* [Task objective]: Find each line with "перечень" and copy it.

* [Data shown]:
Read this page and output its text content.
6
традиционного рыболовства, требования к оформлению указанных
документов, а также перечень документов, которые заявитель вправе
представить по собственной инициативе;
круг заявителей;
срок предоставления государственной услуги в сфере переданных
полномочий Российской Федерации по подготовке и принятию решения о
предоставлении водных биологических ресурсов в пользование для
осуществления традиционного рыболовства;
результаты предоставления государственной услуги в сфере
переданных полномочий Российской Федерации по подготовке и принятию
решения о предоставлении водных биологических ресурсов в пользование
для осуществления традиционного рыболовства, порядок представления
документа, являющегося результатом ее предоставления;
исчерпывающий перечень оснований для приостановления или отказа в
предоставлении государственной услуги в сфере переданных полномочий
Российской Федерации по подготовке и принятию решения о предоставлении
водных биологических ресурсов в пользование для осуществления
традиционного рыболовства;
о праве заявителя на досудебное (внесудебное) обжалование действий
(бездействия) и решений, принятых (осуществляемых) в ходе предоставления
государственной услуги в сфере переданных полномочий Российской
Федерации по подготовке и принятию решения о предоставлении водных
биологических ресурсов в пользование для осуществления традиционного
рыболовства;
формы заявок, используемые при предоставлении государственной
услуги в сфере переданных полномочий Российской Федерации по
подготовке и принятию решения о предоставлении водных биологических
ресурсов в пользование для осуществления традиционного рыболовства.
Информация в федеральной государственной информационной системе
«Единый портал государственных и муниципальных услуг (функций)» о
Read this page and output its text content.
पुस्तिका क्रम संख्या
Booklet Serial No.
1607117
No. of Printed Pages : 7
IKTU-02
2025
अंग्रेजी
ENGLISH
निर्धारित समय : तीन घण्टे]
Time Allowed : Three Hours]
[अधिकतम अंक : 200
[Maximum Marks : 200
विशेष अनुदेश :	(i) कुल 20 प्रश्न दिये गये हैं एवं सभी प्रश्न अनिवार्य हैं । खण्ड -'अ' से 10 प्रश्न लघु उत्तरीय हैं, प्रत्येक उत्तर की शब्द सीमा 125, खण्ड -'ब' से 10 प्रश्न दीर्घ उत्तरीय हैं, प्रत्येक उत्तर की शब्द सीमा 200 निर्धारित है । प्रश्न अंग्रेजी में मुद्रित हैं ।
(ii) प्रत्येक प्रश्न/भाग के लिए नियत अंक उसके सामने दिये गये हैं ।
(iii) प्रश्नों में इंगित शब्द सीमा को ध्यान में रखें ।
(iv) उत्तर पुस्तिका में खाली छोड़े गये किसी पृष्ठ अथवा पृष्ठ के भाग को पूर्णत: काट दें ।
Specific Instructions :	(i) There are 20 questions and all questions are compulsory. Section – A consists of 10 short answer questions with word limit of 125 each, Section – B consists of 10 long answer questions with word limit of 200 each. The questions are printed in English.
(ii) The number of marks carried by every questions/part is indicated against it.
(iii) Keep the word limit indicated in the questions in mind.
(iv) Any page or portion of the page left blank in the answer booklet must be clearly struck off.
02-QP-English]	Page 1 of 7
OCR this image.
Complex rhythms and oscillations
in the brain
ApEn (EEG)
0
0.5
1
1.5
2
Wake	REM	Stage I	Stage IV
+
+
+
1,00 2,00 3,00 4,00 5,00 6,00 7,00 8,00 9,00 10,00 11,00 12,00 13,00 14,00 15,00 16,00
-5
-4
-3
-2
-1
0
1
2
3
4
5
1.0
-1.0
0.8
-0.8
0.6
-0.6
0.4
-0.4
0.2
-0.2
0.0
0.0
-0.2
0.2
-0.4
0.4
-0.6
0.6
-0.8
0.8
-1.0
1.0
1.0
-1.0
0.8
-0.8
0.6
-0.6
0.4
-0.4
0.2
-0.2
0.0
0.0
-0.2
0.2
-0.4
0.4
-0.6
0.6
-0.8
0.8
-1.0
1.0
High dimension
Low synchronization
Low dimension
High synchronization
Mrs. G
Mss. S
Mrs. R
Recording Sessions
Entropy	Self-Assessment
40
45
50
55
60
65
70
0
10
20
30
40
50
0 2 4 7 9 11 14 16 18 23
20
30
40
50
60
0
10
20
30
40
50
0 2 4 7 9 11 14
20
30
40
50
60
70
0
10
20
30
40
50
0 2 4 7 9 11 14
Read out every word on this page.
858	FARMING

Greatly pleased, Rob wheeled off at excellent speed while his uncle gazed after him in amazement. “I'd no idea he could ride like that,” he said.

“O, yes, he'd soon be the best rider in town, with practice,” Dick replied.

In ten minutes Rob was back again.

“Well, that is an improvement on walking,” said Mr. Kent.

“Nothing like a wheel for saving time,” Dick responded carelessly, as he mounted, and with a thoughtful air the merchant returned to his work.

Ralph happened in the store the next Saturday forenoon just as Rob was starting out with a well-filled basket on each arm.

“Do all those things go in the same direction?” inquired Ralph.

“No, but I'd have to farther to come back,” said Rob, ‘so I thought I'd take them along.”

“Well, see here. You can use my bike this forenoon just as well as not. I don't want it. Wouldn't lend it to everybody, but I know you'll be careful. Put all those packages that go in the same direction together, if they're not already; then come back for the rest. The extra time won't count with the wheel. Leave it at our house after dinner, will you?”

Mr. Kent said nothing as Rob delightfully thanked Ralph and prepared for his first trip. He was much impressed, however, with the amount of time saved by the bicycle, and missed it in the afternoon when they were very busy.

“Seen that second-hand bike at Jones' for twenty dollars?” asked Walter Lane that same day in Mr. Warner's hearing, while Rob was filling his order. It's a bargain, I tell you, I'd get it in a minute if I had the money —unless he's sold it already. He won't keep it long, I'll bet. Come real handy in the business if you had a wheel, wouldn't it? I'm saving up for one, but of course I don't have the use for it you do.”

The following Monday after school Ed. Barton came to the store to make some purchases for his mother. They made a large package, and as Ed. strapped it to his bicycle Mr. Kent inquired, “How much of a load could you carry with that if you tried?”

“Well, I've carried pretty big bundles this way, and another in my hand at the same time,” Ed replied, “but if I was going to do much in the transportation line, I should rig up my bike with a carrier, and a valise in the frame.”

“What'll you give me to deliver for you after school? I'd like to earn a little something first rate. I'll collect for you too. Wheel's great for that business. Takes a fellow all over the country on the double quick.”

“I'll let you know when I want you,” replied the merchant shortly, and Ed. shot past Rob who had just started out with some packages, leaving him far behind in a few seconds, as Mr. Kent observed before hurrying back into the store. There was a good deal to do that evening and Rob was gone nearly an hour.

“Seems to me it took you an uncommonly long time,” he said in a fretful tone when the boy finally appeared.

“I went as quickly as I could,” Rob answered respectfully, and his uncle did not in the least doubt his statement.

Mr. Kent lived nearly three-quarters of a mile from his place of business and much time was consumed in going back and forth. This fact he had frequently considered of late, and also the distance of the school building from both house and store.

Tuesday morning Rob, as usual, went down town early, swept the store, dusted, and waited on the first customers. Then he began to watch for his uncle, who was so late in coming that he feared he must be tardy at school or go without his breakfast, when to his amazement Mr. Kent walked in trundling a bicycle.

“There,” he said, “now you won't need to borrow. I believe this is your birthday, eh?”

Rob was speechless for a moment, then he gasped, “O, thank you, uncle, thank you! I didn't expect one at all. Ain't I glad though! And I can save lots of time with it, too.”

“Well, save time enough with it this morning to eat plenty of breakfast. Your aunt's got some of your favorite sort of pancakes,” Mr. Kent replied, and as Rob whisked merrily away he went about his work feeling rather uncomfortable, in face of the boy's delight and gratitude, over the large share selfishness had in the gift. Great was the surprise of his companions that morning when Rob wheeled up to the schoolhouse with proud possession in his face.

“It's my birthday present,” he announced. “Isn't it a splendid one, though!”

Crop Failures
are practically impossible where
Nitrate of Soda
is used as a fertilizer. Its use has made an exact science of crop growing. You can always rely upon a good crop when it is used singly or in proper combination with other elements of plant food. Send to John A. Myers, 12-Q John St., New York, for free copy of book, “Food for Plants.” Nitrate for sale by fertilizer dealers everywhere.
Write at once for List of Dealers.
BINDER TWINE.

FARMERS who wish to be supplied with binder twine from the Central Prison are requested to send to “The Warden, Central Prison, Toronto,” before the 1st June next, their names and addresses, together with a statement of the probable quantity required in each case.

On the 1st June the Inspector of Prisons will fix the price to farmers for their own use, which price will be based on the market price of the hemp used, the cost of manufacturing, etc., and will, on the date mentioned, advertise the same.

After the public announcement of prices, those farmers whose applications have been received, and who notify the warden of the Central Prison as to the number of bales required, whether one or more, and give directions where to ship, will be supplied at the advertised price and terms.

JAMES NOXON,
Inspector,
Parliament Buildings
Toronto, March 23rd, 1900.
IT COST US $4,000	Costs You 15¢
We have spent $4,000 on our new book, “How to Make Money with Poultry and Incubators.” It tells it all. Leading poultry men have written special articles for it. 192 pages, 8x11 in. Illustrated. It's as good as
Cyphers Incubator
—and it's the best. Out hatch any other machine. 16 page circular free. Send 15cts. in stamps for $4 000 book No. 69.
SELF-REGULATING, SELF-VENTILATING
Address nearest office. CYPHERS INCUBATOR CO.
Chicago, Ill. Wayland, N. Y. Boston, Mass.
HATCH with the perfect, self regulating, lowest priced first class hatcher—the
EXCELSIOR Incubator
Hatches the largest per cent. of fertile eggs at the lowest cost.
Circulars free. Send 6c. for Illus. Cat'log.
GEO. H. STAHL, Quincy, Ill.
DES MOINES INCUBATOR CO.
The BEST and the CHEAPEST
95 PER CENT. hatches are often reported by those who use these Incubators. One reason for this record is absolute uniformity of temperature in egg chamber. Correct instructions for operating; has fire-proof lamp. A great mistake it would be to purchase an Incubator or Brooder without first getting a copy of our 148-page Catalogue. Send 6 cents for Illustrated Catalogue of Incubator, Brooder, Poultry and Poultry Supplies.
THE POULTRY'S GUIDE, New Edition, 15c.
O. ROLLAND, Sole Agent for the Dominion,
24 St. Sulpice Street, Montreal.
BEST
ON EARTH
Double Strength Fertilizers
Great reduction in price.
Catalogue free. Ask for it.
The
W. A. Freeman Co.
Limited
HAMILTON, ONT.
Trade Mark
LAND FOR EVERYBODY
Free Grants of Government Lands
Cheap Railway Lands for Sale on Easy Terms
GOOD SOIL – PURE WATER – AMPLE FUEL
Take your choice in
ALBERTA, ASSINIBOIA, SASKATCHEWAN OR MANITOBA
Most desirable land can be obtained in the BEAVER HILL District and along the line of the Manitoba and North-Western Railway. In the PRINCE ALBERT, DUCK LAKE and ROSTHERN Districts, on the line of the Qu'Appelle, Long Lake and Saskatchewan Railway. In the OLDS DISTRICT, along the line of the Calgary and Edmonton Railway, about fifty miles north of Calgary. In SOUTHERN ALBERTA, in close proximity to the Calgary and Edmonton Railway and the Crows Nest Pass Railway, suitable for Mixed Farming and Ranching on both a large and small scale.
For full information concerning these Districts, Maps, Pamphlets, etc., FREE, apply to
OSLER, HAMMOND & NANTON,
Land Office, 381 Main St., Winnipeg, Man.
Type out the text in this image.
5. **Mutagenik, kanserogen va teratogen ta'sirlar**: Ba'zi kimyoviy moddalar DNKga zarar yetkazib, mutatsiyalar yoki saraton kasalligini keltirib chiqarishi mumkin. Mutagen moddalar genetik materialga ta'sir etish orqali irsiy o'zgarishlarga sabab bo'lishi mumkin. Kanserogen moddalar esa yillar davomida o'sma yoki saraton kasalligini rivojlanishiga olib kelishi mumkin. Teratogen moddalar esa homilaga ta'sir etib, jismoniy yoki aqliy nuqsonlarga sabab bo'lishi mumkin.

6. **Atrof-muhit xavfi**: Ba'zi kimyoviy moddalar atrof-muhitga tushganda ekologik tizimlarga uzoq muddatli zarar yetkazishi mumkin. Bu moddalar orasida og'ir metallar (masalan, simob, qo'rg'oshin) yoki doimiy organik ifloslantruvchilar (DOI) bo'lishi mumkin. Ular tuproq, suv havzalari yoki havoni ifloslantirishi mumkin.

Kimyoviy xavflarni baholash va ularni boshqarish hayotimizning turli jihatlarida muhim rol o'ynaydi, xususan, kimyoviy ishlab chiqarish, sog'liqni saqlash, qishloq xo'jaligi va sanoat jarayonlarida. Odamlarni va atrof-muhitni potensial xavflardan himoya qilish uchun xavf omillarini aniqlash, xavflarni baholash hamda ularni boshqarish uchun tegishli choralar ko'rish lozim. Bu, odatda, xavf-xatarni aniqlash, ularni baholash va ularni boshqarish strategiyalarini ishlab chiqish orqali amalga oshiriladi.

* [Response for this exercise]:
документов, а также перечень документов, которые заявитель вправе
исчерпывающий перечень оснований для приостановления или отказа в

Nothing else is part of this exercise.